• **Exercise**
Using the data below, repeat all of it precisely.

————————

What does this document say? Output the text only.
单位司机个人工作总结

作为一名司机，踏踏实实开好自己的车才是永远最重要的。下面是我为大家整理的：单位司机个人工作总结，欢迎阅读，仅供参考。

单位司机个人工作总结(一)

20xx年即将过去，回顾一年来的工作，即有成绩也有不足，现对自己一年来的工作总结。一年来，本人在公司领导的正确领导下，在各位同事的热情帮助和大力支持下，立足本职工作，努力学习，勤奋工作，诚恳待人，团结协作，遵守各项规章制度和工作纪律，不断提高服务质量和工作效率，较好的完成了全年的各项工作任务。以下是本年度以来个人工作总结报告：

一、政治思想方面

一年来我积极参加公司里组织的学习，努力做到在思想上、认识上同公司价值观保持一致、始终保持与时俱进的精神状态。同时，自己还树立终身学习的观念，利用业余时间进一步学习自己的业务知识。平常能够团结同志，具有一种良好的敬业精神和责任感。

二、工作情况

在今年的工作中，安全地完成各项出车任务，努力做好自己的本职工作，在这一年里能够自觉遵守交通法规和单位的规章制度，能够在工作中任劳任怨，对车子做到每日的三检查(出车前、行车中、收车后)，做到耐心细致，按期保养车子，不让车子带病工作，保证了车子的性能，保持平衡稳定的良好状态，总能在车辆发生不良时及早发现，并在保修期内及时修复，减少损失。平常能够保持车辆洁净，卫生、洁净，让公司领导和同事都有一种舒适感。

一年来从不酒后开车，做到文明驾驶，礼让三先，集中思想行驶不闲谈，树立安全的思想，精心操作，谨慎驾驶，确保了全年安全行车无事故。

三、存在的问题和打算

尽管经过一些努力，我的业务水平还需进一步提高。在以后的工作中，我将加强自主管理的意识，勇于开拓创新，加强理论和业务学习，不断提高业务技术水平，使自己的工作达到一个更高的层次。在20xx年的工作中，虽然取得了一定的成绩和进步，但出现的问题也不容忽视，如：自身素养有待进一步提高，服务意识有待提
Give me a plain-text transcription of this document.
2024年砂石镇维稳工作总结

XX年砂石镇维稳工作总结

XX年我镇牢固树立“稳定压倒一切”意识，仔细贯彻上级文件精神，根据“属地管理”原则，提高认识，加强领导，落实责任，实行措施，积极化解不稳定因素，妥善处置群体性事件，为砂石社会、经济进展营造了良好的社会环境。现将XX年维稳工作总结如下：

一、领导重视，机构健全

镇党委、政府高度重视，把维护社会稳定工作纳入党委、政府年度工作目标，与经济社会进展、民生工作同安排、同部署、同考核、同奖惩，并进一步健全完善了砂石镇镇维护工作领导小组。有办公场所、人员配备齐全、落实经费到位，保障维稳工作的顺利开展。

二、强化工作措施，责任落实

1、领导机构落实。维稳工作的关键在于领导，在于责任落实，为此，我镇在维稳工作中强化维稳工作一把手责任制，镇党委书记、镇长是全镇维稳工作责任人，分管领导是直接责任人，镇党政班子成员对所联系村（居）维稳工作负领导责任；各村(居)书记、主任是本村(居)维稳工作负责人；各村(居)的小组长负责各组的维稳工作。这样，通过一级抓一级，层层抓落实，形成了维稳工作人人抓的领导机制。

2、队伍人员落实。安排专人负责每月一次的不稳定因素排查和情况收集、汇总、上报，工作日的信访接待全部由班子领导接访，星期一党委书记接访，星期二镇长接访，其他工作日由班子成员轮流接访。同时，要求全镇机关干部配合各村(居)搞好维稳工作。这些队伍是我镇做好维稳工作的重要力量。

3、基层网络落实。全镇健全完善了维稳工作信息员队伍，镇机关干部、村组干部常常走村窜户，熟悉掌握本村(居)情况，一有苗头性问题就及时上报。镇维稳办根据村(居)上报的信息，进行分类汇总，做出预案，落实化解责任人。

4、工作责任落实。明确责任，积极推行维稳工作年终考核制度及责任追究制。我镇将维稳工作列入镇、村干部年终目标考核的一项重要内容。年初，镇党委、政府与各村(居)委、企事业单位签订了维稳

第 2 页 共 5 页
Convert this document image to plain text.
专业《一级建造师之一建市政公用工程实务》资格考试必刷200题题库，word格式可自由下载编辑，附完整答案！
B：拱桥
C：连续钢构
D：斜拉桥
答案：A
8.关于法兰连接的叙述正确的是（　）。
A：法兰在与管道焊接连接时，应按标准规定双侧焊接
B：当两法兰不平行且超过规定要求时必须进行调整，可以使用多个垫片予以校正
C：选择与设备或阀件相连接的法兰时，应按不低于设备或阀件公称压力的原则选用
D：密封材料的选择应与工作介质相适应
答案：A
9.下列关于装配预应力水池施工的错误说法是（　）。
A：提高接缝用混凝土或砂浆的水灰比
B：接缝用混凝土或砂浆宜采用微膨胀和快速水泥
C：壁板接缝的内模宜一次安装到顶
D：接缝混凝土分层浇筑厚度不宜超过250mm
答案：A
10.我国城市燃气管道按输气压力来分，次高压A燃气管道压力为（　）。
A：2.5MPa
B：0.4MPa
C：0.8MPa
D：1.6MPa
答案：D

————————

• **Response to this exercise**
What does this document say? Output the text only.
单位司机个人工作总结

作为一名司机，踏踏实实开好自己的车才是永远最重要的。下面是我为大家整理的：单位司机个人工作总结，欢迎阅读，仅供参考。

单位司机个人工作总结(一)

20xx年即将过去，回顾一年来的工作，即有成绩也有不足，现对自己一年来的工作总结。一年来，本人在公司领导的正确领导下，在各位同事的热情帮助和大力支持下，立足本职工作，努力学习，勤奋工作，诚恳待人，团结协作，遵守各项规章制度和工作纪律，不断提高服务质量和工作效率，较好的完成了全年的各项工作任务。以下是本年度以来个人工作总结报告：

一、政治思想方面

一年来我积极参加公司里组织的学习，努力做到在思想上、认识上同公司价值观保持一致、始终保持与时俱进的精神状态。同时，自己还树立终身学习的观念，利用业余时间进一步学习自己的业务知识。平常能够团结同志，具有一种良好的敬业精神和责任感。

二、工作情况

在今年的工作中，安全地完成各项出车任务，努力做好自己的本职工作，在这一年里能够自觉遵守交通法规和单位的规章制度，能够在工作中任劳任怨，对车子做到每日的三检查(出车前、行车中、收车后)，做到耐心细致，按期保养车子，不让车子带病工作，保证了车子的性能，保持平衡稳定的良好状态，总能在车辆发生不良时及早发现，并在保修期内及时修复，减少损失。平常能够保持车辆洁净，卫生、洁净，让公司领导和同事都有一种舒适感。

一年来从不酒后开车，做到文明驾驶，礼让三先，集中思想行驶不闲谈，树立安全的思想，精心操作，谨慎驾驶，确保了全年安全行车无事故。

三、存在的问题和打算

尽管经过一些努力，我的业务水平还需进一步提高。在以后的工作中，我将加强自主管理的意识，勇于开拓创新，加强理论和业务学习，不断提高业务技术水平，使自己的工作达到一个更高的层次。在20xx年的工作中，虽然取得了一定的成绩和进步，但出现的问题也不容忽视，如：自身素养有待进一步提高，服务意识有待提
Give me a plain-text transcription of this document.
2024年砂石镇维稳工作总结

XX年砂石镇维稳工作总结

XX年我镇牢固树立“稳定压倒一切”意识，仔细贯彻上级文件精神，根据“属地管理”原则，提高认识，加强领导，落实责任，实行措施，积极化解不稳定因素，妥善处置群体性事件，为砂石社会、经济进展营造了良好的社会环境。现将XX年维稳工作总结如下：

一、领导重视，机构健全

镇党委、政府高度重视，把维护社会稳定工作纳入党委、政府年度工作目标，与经济社会进展、民生工作同安排、同部署、同考核、同奖惩，并进一步健全完善了砂石镇镇维护工作领导小组。有办公场所、人员配备齐全、落实经费到位，保障维稳工作的顺利开展。

二、强化工作措施，责任落实

1、领导机构落实。维稳工作的关键在于领导，在于责任落实，为此，我镇在维稳工作中强化维稳工作一把手责任制，镇党委书记、镇长是全镇维稳工作责任人，分管领导是直接责任人，镇党政班子成员对所联系村（居）维稳工作负领导责任；各村(居)书记、主任是本村(居)维稳工作负责人；各村(居)的小组长负责各组的维稳工作。这样，通过一级抓一级，层层抓落实，形成了维稳工作人人抓的领导机制。

2、队伍人员落实。安排专人负责每月一次的不稳定因素排查和情况收集、汇总、上报，工作日的信访接待全部由班子领导接访，星期一党委书记接访，星期二镇长接访，其他工作日由班子成员轮流接访。同时，要求全镇机关干部配合各村(居)搞好维稳工作。这些队伍是我镇做好维稳工作的重要力量。

3、基层网络落实。全镇健全完善了维稳工作信息员队伍，镇机关干部、村组干部常常走村窜户，熟悉掌握本村(居)情况，一有苗头性问题就及时上报。镇维稳办根据村(居)上报的信息，进行分类汇总，做出预案，落实化解责任人。

4、工作责任落实。明确责任，积极推行维稳工作年终考核制度及责任追究制。我镇将维稳工作列入镇、村干部年终目标考核的一项重要内容。年初，镇党委、政府与各村(居)委、企事业单位签订了维稳

第 2 页 共 5 页
Convert this document image to plain text.
专业《一级建造师之一建市政公用工程实务》资格考试必刷200题题库，word格式可自由下载编辑，附完整答案！
B：拱桥
C：连续钢构
D：斜拉桥
答案：A
8.关于法兰连接的叙述正确的是（　）。
A：法兰在与管道焊接连接时，应按标准规定双侧焊接
B：当两法兰不平行且超过规定要求时必须进行调整，可以使用多个垫片予以校正
C：选择与设备或阀件相连接的法兰时，应按不低于设备或阀件公称压力的原则选用
D：密封材料的选择应与工作介质相适应
答案：A
9.下列关于装配预应力水池施工的错误说法是（　）。
A：提高接缝用混凝土或砂浆的水灰比
B：接缝用混凝土或砂浆宜采用微膨胀和快速水泥
C：壁板接缝的内模宜一次安装到顶
D：接缝混凝土分层浇筑厚度不宜超过250mm
答案：A
10.我国城市燃气管道按输气压力来分，次高压A燃气管道压力为（　）。
A：2.5MPa
B：0.4MPa
C：0.8MPa
D：1.6MPa
答案：D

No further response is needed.